──────── Text block

In late June, the Tenth Circuit Court ruled in favor of Hobby Lobby, overruling a lower court decision. In September, HHS filed an appeal with the U.S. Supreme Court.

Hobby Lobby asked the Supreme Court to review their case in the hopes that a decision could be given that may resolve the scores of other lawsuits by other entities against the HHS mandate.

The highest court in the land is expected to consider the Hobby Lobby case next Tuesday when the justices go to conference, reported Mary Pat Dwyer of ScotusBlog.

While local officials have expressed an interest in the Bible course, some like the Washington, D.C.-based Americans United for Separation of Church and State have concerns over Green's proposal for Mustang.

In a blog entry, Sarah Jones of Americans United wrote that while an elective, nonsectarian Bible class was constitutional he doubted that such standards were met with Green's curriculum.

"Green has dedicated much of his personal fortune to the promotion of Bible education. And it's evident that he prefers a sectarian approach to the subject," wrote Jones.

"Objective courses about the Bible are permissible in public schools, but Sunday School lessons are a different matter entirely. Green's past statements and Religious Right connections indicate that he's actually trying to promote a specific perspective on the Bible: his own."

Oklahoma is one of six states that allow Bible classes to be taught in public schools; the other five are Arizona, Georgia, Tennessee, Texas and South Carolina.

────────────────
──────── Listed entries

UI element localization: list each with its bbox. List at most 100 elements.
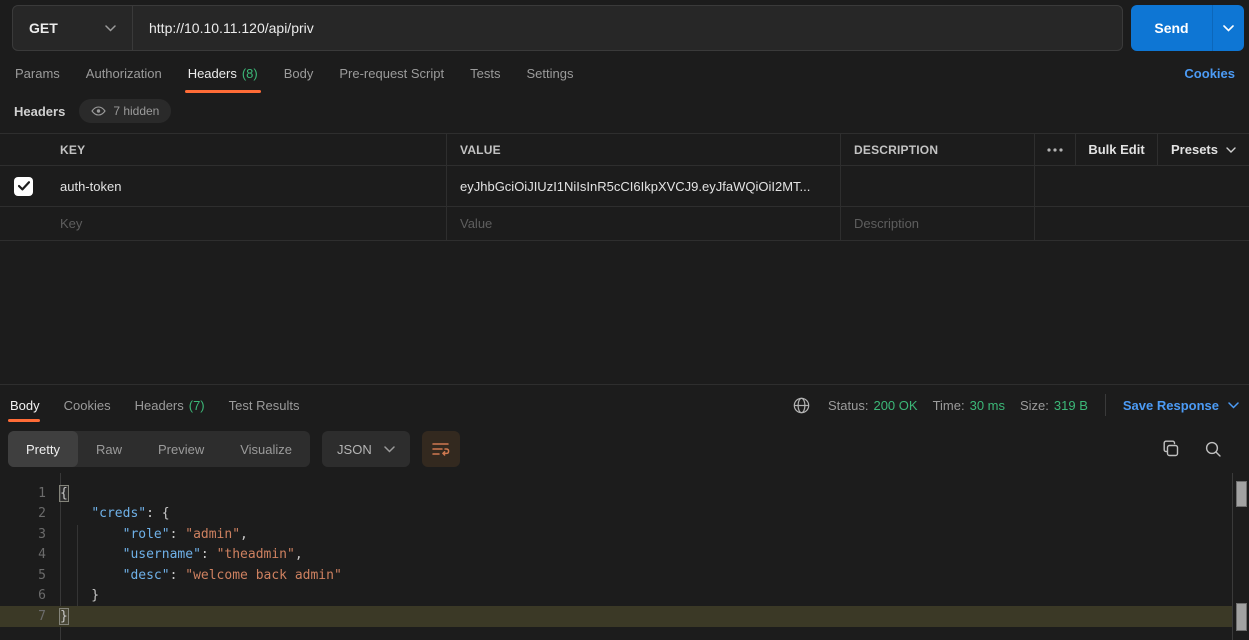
tab-tests[interactable]: Tests [457,51,513,95]
header-value-cell[interactable]: eyJhbGciOiJIUzI1NiIsInR5cCI6IkpXVCJ9.eyJ… [460,179,810,194]
column-description: DESCRIPTION [854,143,938,157]
tab-headers[interactable]: Headers (8) [175,51,271,95]
new-row-checkbox-area [0,207,47,240]
headers-table-header: KEY VALUE DESCRIPTION Bulk Edit Presets [0,134,1249,166]
code-token: "desc" [123,568,170,583]
method-label: GET [29,20,58,36]
code-line[interactable]: 5 "desc": "welcome back admin" [0,565,1249,586]
format-selector[interactable]: JSON [322,431,410,467]
line-number: 7 [0,609,60,624]
url-input[interactable]: http://10.10.11.120/api/priv [133,6,1122,50]
search-icon[interactable] [1201,437,1225,461]
table-actions: Bulk Edit Presets [1035,134,1249,165]
view-tab-visualize[interactable]: Visualize [222,431,310,467]
code-line[interactable]: 1{ [0,483,1249,504]
response-tab-test-results[interactable]: Test Results [217,385,312,425]
globe-icon[interactable] [789,393,813,417]
headers-section-header: Headers 7 hidden [0,95,1249,127]
view-tab-raw[interactable]: Raw [78,431,140,467]
size-label: Size: [1020,398,1049,413]
copy-icon[interactable] [1159,437,1183,461]
code-text: { [60,486,68,501]
tab-params[interactable]: Params [2,51,73,95]
vertical-scrollbar[interactable] [1232,473,1249,640]
new-key-input[interactable]: Key [60,216,82,231]
status-value: 200 OK [873,398,917,413]
code-token: : [170,568,186,583]
scrollbar-thumb[interactable] [1236,481,1247,507]
response-tab-headers[interactable]: Headers (7) [123,385,217,425]
tab-authorization[interactable]: Authorization [73,51,175,95]
code-text: "role": "admin", [60,527,248,542]
header-enabled-checkbox[interactable] [14,177,33,196]
presets-button[interactable]: Presets [1158,134,1249,165]
tab-count: (7) [189,398,205,413]
tab-label: Tests [470,66,500,81]
tab-count: (8) [242,66,258,81]
code-line[interactable]: 4 "username": "theadmin", [0,545,1249,566]
request-tabs: Params Authorization Headers (8) Body Pr… [0,51,1249,95]
code-token: "creds" [91,506,146,521]
divider [1105,394,1106,416]
code-token [60,547,123,562]
code-line[interactable]: 7} [0,606,1249,627]
header-checkbox-column [0,134,47,165]
response-tabs: Body Cookies Headers (7) Test Results St… [0,385,1249,425]
view-mode-switcher: Pretty Raw Preview Visualize [8,431,310,467]
cookies-link[interactable]: Cookies [1184,66,1235,81]
more-options-icon[interactable] [1035,134,1076,165]
code-line[interactable]: 3 "role": "admin", [0,524,1249,545]
send-label[interactable]: Send [1131,5,1212,51]
bulk-edit-button[interactable]: Bulk Edit [1076,134,1158,165]
code-line[interactable]: 6 } [0,586,1249,607]
code-token: "admin" [185,527,240,542]
code-token [60,527,123,542]
tab-body[interactable]: Body [271,51,327,95]
headers-section-title: Headers [14,104,65,119]
code-lines: 1{2 "creds": {3 "role": "admin",4 "usern… [0,483,1249,627]
new-description-input[interactable]: Description [854,216,919,231]
save-response-button[interactable]: Save Response [1123,398,1239,413]
chevron-down-icon [384,446,395,453]
view-tab-pretty[interactable]: Pretty [8,431,78,467]
method-selector[interactable]: GET [13,6,133,50]
save-response-label: Save Response [1123,398,1219,413]
hidden-headers-toggle[interactable]: 7 hidden [79,99,171,123]
wrap-line-button[interactable] [422,431,460,467]
code-token: "theadmin" [217,547,295,562]
header-row-new: Key Value Description [0,207,1249,241]
send-button[interactable]: Send [1131,5,1244,51]
tab-label: Authorization [86,66,162,81]
tab-label: Cookies [64,398,111,413]
response-body-viewer[interactable]: 1{2 "creds": {3 "role": "admin",4 "usern… [0,473,1249,640]
tab-settings[interactable]: Settings [513,51,586,95]
header-key-cell[interactable]: auth-token [60,179,121,194]
response-tab-cookies[interactable]: Cookies [52,385,123,425]
code-token: "role" [123,527,170,542]
code-token: { [60,486,68,501]
url-container: GET http://10.10.11.120/api/priv [12,5,1123,51]
view-tab-preview[interactable]: Preview [140,431,222,467]
code-text: } [60,609,68,624]
tab-pre-request-script[interactable]: Pre-request Script [326,51,457,95]
tab-label: Headers [188,66,237,81]
response-panel: Body Cookies Headers (7) Test Results St… [0,384,1249,640]
time-label: Time: [933,398,965,413]
code-line[interactable]: 2 "creds": { [0,504,1249,525]
code-token [60,568,123,583]
response-tab-body[interactable]: Body [8,385,52,425]
code-token: "welcome back admin" [185,568,342,583]
code-token: } [60,588,99,603]
eye-icon [91,106,106,116]
code-text: "username": "theadmin", [60,547,303,562]
line-number: 5 [0,568,60,583]
line-number: 6 [0,588,60,603]
scrollbar-thumb[interactable] [1236,603,1247,631]
header-row-auth-token: auth-token eyJhbGciOiJIUzI1NiIsInR5cCI6I… [0,166,1249,207]
send-options-button[interactable] [1212,5,1244,51]
column-key: KEY [60,143,85,157]
new-value-input[interactable]: Value [460,216,492,231]
time-value: 30 ms [970,398,1005,413]
line-number: 3 [0,527,60,542]
code-text: "desc": "welcome back admin" [60,568,342,583]
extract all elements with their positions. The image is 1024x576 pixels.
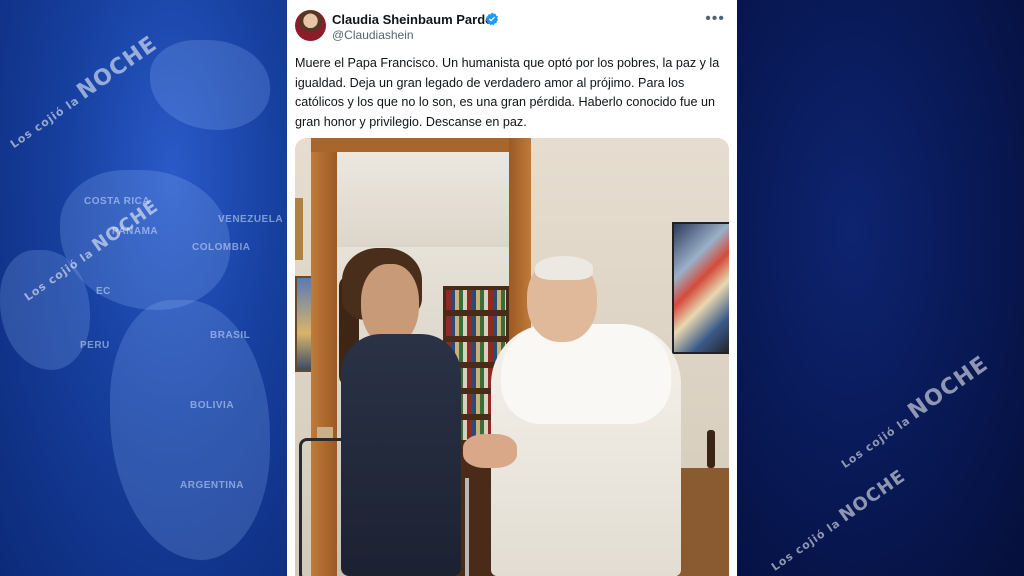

────────────────

Challenges:
1. According to the article, which five states other than Oklahoma allow Bible classes to be taught in public schools?
2. Write out the passage of the article between "The highest court" and "proposal for Mustang.", inclusive.

The responses:
1. Arizona, Georgia, Tennessee, Texas and South Carolina.

2.
The highest court in the land is expected to consider the Hobby Lobby case next Tuesday when the justices go to conference, reported Mary Pat Dwyer of ScotusBlog.

While local officials have expressed an interest in the Bible course, some like the Washington, D.C.-based Americans United for Separation of Church and State have concerns over Green's proposal for Mustang.